Using the records below, please work out how many lines contain "text"; answer with the number alone.

** START EXTRACTED ENTRIES **

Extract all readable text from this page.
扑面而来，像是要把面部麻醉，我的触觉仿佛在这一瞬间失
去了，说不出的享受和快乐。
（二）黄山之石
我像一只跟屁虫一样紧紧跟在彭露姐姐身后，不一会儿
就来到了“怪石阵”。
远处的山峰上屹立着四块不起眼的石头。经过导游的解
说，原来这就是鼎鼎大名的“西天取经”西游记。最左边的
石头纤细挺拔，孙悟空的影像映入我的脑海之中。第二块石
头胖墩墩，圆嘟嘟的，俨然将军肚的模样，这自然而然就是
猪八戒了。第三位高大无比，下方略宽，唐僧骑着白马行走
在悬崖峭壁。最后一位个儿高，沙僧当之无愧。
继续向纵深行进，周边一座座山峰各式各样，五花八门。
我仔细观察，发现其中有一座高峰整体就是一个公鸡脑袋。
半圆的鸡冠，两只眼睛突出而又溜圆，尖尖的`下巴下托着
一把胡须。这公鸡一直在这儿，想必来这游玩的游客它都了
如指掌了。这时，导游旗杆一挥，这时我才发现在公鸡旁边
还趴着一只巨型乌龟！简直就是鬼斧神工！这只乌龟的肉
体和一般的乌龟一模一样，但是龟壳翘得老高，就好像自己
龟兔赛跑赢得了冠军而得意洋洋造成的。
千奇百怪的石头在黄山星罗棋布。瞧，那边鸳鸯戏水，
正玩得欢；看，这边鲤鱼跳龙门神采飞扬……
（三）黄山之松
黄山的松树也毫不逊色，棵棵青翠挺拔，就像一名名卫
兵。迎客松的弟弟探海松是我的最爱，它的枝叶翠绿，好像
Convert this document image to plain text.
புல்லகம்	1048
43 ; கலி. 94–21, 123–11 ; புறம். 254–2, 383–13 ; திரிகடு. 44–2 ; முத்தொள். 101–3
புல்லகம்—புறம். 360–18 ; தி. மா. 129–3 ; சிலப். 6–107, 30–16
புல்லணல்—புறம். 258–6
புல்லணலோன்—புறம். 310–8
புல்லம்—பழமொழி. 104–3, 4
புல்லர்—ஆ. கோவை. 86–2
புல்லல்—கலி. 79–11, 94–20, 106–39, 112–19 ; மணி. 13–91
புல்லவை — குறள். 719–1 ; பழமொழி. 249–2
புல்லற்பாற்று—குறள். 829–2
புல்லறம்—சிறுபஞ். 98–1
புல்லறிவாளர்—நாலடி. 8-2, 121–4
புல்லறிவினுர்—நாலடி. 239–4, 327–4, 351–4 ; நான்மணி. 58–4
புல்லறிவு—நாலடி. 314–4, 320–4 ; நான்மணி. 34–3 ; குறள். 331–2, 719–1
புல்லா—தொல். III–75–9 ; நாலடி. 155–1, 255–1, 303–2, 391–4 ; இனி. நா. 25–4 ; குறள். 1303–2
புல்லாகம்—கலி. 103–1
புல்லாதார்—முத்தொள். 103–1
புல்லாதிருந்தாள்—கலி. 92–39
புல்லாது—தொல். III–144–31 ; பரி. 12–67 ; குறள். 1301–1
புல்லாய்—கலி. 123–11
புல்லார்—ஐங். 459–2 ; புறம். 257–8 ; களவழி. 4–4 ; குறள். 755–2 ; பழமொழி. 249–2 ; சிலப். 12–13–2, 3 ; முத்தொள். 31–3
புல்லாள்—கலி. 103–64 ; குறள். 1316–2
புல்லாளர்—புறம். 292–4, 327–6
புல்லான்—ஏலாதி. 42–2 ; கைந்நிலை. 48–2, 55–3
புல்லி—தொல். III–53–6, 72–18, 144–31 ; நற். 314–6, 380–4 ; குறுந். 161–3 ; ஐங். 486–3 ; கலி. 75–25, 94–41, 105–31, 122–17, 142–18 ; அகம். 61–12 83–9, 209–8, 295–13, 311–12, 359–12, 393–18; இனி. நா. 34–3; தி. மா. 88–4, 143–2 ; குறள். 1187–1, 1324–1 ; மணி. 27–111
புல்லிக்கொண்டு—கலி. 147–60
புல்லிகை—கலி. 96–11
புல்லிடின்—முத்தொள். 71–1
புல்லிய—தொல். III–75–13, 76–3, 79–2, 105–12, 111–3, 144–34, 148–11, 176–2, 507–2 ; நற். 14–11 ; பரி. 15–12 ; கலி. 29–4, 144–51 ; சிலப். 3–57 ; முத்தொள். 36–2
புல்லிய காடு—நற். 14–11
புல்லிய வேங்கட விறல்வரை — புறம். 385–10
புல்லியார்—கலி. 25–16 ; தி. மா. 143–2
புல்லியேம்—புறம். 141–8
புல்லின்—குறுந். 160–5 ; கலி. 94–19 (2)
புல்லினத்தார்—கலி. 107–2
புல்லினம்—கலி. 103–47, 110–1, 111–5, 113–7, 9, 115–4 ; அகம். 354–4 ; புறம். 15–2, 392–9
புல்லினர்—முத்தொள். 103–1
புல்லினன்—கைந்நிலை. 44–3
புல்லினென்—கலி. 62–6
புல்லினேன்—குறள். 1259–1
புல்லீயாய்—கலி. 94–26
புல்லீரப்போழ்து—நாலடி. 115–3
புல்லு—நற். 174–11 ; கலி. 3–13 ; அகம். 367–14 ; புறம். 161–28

** END EXTRACTED ENTRIES **

### OUTPUT OF THE EXERCISE
2